• _Record list_:
____
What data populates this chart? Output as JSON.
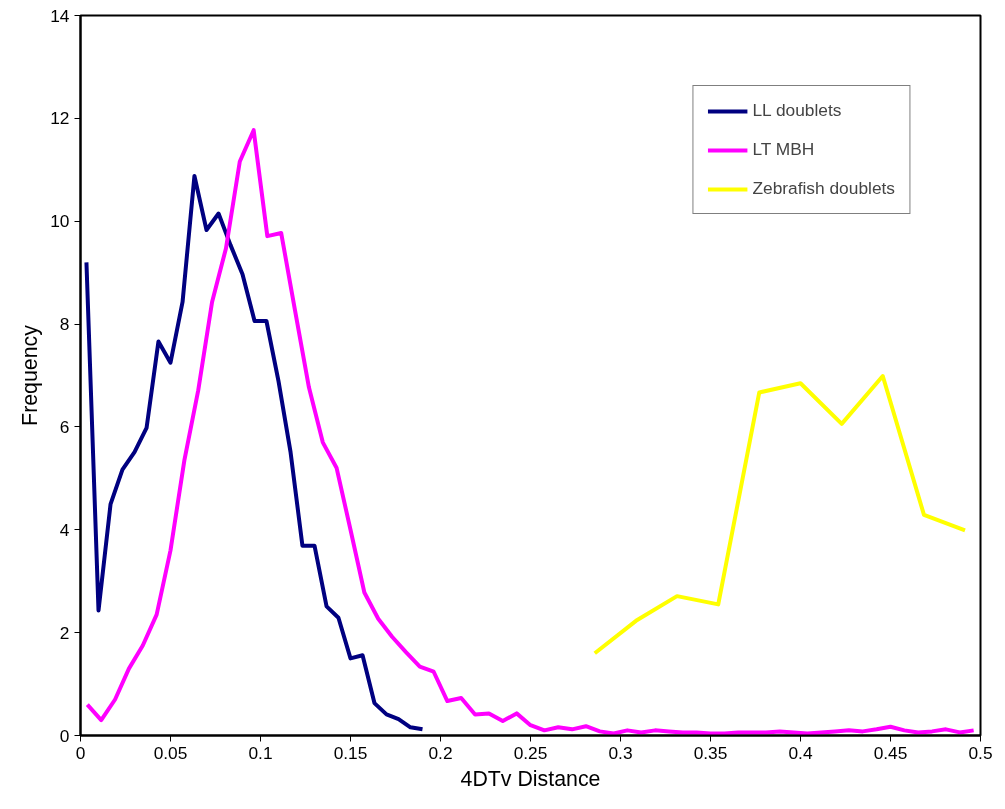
{
  "chart_data": {
    "type": "line",
    "xlabel": "4DTv Distance",
    "ylabel": "Frequency",
    "xlim": [
      0,
      0.5
    ],
    "xticks": [
      0,
      0.05,
      0.1,
      0.15,
      0.2,
      0.25,
      0.3,
      0.35,
      0.4,
      0.45,
      0.5
    ],
    "ylim": [
      0,
      14
    ],
    "yticks": [
      0,
      2,
      4,
      6,
      8,
      10,
      12,
      14
    ],
    "grid": false,
    "legend": "top right",
    "marker": "none",
    "line_style": "solid",
    "series": [
      {
        "name": "LL doublets",
        "color": "#000080",
        "x": [
          0.0033,
          0.01,
          0.0167,
          0.0233,
          0.03,
          0.0367,
          0.0433,
          0.05,
          0.0567,
          0.0633,
          0.07,
          0.0767,
          0.0833,
          0.09,
          0.0967,
          0.1033,
          0.11,
          0.1167,
          0.1233,
          0.13,
          0.1367,
          0.1433,
          0.15,
          0.1567,
          0.1633,
          0.17,
          0.1767,
          0.1833,
          0.19
        ],
        "values": [
          9.2,
          2.43,
          4.5,
          5.17,
          5.51,
          5.98,
          7.66,
          7.25,
          8.43,
          10.88,
          9.83,
          10.15,
          9.54,
          8.97,
          8.06,
          8.06,
          6.89,
          5.51,
          3.69,
          3.69,
          2.51,
          2.29,
          1.5,
          1.56,
          0.63,
          0.41,
          0.32,
          0.16,
          0.12
        ]
      },
      {
        "name": "LT MBH",
        "color": "#ff00ff",
        "x": [
          0.0038,
          0.0115,
          0.0192,
          0.0269,
          0.0346,
          0.0423,
          0.05,
          0.0577,
          0.0654,
          0.0731,
          0.0808,
          0.0885,
          0.0962,
          0.1038,
          0.1115,
          0.1192,
          0.1269,
          0.1346,
          0.1423,
          0.15,
          0.1577,
          0.1654,
          0.1731,
          0.1808,
          0.1885,
          0.1962,
          0.2038,
          0.2115,
          0.2192,
          0.2269,
          0.2346,
          0.2423,
          0.25,
          0.2577,
          0.2654,
          0.2731,
          0.2808,
          0.2885,
          0.2962,
          0.3038,
          0.3115,
          0.3192,
          0.3269,
          0.3346,
          0.3423,
          0.35,
          0.3577,
          0.3654,
          0.3731,
          0.3808,
          0.3885,
          0.3962,
          0.4038,
          0.4115,
          0.4192,
          0.4269,
          0.4346,
          0.4423,
          0.45,
          0.4577,
          0.4654,
          0.4731,
          0.4808,
          0.4885,
          0.4962
        ],
        "values": [
          0.6,
          0.3,
          0.7,
          1.3,
          1.75,
          2.35,
          3.6,
          5.35,
          6.71,
          8.43,
          9.47,
          11.16,
          11.77,
          9.71,
          9.77,
          8.26,
          6.77,
          5.7,
          5.2,
          4.0,
          2.78,
          2.27,
          1.92,
          1.62,
          1.34,
          1.24,
          0.67,
          0.73,
          0.41,
          0.43,
          0.28,
          0.43,
          0.2,
          0.1,
          0.16,
          0.12,
          0.18,
          0.08,
          0.04,
          0.1,
          0.06,
          0.1,
          0.08,
          0.06,
          0.06,
          0.04,
          0.04,
          0.06,
          0.06,
          0.06,
          0.08,
          0.06,
          0.04,
          0.06,
          0.08,
          0.1,
          0.08,
          0.12,
          0.17,
          0.1,
          0.06,
          0.08,
          0.12,
          0.06,
          0.1
        ]
      },
      {
        "name": "Zebrafish doublets",
        "color": "#ffff00",
        "x": [
          0.2857,
          0.3086,
          0.3314,
          0.3543,
          0.3771,
          0.4,
          0.4229,
          0.4457,
          0.4686,
          0.4914
        ],
        "values": [
          1.6,
          2.23,
          2.71,
          2.55,
          6.67,
          6.85,
          6.06,
          6.99,
          4.29,
          3.99
        ]
      }
    ]
  }
}
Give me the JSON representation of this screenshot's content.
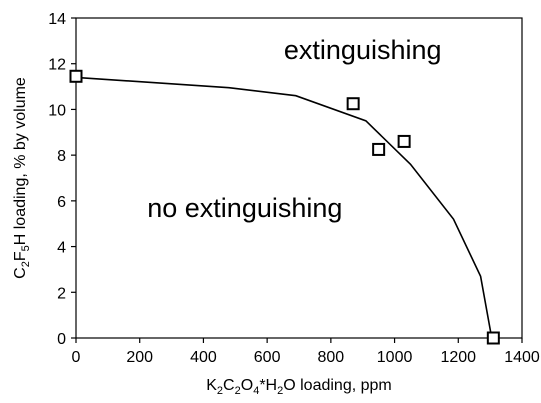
{
  "chart_data": {
    "type": "scatter",
    "title": "",
    "xlabel": {
      "parts": [
        {
          "text": "K",
          "sub": false
        },
        {
          "text": "2",
          "sub": true
        },
        {
          "text": "C",
          "sub": false
        },
        {
          "text": "2",
          "sub": true
        },
        {
          "text": "O",
          "sub": false
        },
        {
          "text": "4",
          "sub": true
        },
        {
          "text": "*H",
          "sub": false
        },
        {
          "text": "2",
          "sub": true
        },
        {
          "text": "O loading, ppm",
          "sub": false
        }
      ]
    },
    "ylabel": {
      "parts": [
        {
          "text": "C",
          "sub": false
        },
        {
          "text": "2",
          "sub": true
        },
        {
          "text": "F",
          "sub": false
        },
        {
          "text": "5",
          "sub": true
        },
        {
          "text": "H loading, % by volume",
          "sub": false
        }
      ]
    },
    "xlim": [
      0,
      1400
    ],
    "ylim": [
      0,
      14
    ],
    "xticks": [
      "0",
      "200",
      "400",
      "600",
      "800",
      "1000",
      "1200",
      "1400"
    ],
    "yticks": [
      "0",
      "2",
      "4",
      "6",
      "8",
      "10",
      "12",
      "14"
    ],
    "grid": false,
    "series": [
      {
        "kind": "points",
        "marker": "open-square",
        "x": [
          0,
          870,
          950,
          1030,
          1310
        ],
        "y": [
          11.45,
          10.25,
          8.25,
          8.6,
          0
        ]
      },
      {
        "kind": "line",
        "x": [
          0,
          480,
          690,
          910,
          1050,
          1185,
          1270,
          1305
        ],
        "y": [
          11.4,
          10.95,
          10.6,
          9.5,
          7.6,
          5.2,
          2.7,
          0
        ]
      }
    ],
    "annotations": [
      {
        "text": "extinguishing",
        "x": 900,
        "y": 12.2
      },
      {
        "text": "no extinguishing",
        "x": 530,
        "y": 5.3
      }
    ]
  }
}
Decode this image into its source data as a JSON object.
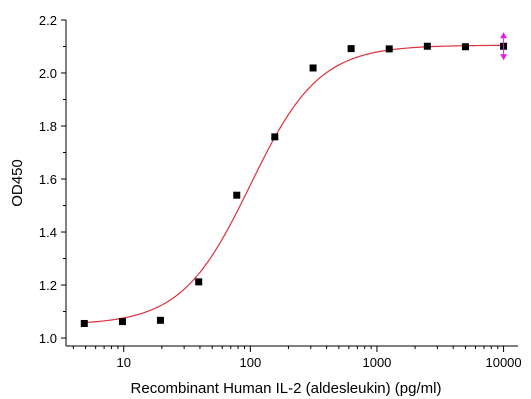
{
  "chart_data": {
    "type": "scatter",
    "title": "",
    "xlabel": "Recombinant Human IL-2 (aldesleukin) (pg/ml)",
    "ylabel": "OD450",
    "x_scale": "log",
    "xlim": [
      3.5,
      13000
    ],
    "ylim": [
      0.97,
      2.2
    ],
    "x_ticks": [
      10,
      100,
      1000,
      10000
    ],
    "x_tick_labels": [
      "10",
      "100",
      "1000",
      "10000"
    ],
    "y_ticks": [
      1.0,
      1.2,
      1.4,
      1.6,
      1.8,
      2.0,
      2.2
    ],
    "y_tick_labels": [
      "1.0",
      "1.2",
      "1.4",
      "1.6",
      "1.8",
      "2.0",
      "2.2"
    ],
    "grid": false,
    "series": [
      {
        "marker": "square",
        "color": "#000000",
        "x": [
          4.88,
          9.77,
          19.5,
          39.1,
          78.1,
          156,
          313,
          625,
          1250,
          2500,
          5000,
          10000
        ],
        "y": [
          1.055,
          1.062,
          1.067,
          1.212,
          1.539,
          1.759,
          2.019,
          2.092,
          2.091,
          2.101,
          2.099,
          2.101
        ]
      }
    ],
    "fit_curve": {
      "type": "4PL",
      "color": "#e0303a",
      "bottom": 1.05,
      "top": 2.105,
      "ec50": 100,
      "hill": 1.6
    },
    "annotation_color": "#e020e0"
  }
}
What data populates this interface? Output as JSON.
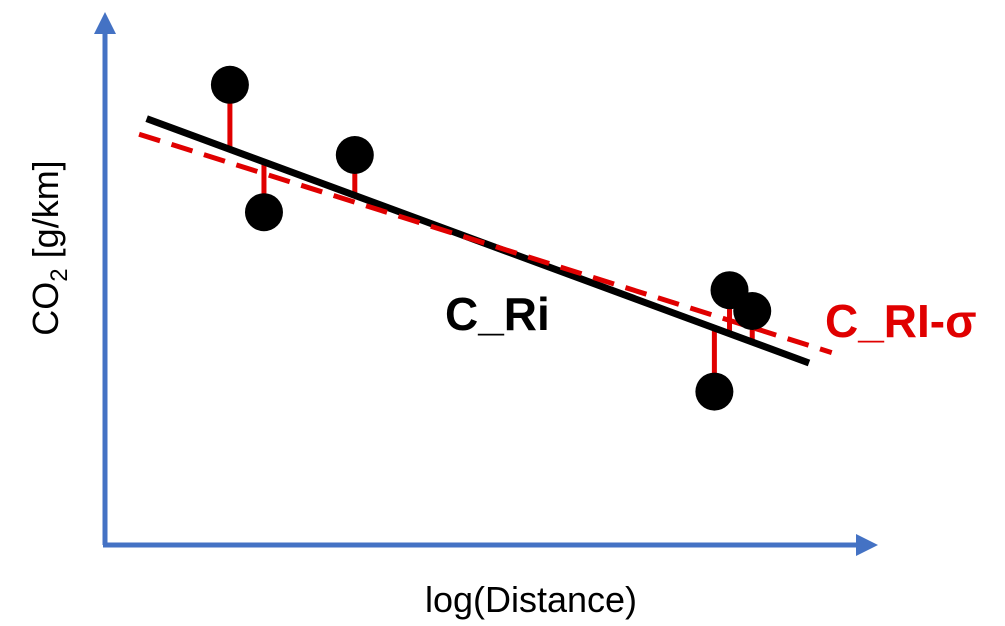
____
Review the preceding data and report every line that includes the string "marker".

    "marker": "none",
        "marker": "open-square",
        "marker": "square",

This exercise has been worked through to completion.